■ **Aim**: Using the data below, copy each line that includes the word "инструмента".

■ **Exercise material**:
▶

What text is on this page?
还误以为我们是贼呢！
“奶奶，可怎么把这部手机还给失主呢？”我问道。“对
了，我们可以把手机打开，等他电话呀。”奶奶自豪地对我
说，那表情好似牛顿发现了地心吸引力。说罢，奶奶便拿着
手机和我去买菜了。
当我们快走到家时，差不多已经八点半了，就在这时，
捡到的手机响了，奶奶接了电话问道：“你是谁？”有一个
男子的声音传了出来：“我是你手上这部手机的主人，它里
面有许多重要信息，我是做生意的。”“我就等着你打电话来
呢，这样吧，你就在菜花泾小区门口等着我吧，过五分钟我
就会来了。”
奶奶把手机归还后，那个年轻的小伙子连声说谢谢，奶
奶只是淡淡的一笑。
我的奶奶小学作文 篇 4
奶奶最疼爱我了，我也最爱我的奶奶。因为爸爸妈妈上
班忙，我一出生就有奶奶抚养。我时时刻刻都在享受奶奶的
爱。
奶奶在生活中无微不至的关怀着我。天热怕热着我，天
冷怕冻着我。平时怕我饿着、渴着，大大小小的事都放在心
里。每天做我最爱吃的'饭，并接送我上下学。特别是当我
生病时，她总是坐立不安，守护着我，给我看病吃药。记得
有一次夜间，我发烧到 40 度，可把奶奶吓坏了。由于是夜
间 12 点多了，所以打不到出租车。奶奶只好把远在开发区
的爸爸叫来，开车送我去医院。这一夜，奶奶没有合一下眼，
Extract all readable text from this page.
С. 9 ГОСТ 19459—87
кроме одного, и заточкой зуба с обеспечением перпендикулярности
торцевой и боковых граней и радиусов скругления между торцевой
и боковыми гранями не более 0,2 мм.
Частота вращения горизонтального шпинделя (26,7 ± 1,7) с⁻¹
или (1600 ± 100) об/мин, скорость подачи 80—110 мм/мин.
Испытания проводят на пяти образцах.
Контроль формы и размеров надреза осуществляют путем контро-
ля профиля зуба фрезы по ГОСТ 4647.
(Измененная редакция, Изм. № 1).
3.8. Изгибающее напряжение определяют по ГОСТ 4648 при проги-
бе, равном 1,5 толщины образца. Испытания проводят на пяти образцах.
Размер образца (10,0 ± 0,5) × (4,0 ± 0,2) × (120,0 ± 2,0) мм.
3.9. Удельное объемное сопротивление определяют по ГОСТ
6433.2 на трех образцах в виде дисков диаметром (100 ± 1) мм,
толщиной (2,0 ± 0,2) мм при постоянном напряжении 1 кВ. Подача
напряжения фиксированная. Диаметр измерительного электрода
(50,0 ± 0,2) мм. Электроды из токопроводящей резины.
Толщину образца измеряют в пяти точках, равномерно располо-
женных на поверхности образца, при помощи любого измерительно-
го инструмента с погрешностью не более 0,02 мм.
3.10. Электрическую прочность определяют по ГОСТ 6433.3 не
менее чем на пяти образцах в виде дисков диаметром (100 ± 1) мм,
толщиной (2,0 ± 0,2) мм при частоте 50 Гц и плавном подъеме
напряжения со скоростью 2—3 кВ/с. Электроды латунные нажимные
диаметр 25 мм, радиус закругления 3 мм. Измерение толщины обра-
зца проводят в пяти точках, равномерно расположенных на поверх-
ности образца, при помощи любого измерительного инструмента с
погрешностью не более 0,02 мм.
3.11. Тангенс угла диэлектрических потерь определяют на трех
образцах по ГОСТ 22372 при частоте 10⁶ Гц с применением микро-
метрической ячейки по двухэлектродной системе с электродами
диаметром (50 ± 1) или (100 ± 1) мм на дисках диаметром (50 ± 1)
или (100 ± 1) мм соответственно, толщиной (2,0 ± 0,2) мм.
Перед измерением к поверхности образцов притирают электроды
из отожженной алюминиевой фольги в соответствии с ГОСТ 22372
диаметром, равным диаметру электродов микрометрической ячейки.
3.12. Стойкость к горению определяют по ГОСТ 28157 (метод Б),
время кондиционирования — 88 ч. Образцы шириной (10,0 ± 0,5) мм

◀

■ **Worked solution**:
го инструмента с погрешностью не более 0,02 мм.
ности образца, при помощи любого измерительного инструмента с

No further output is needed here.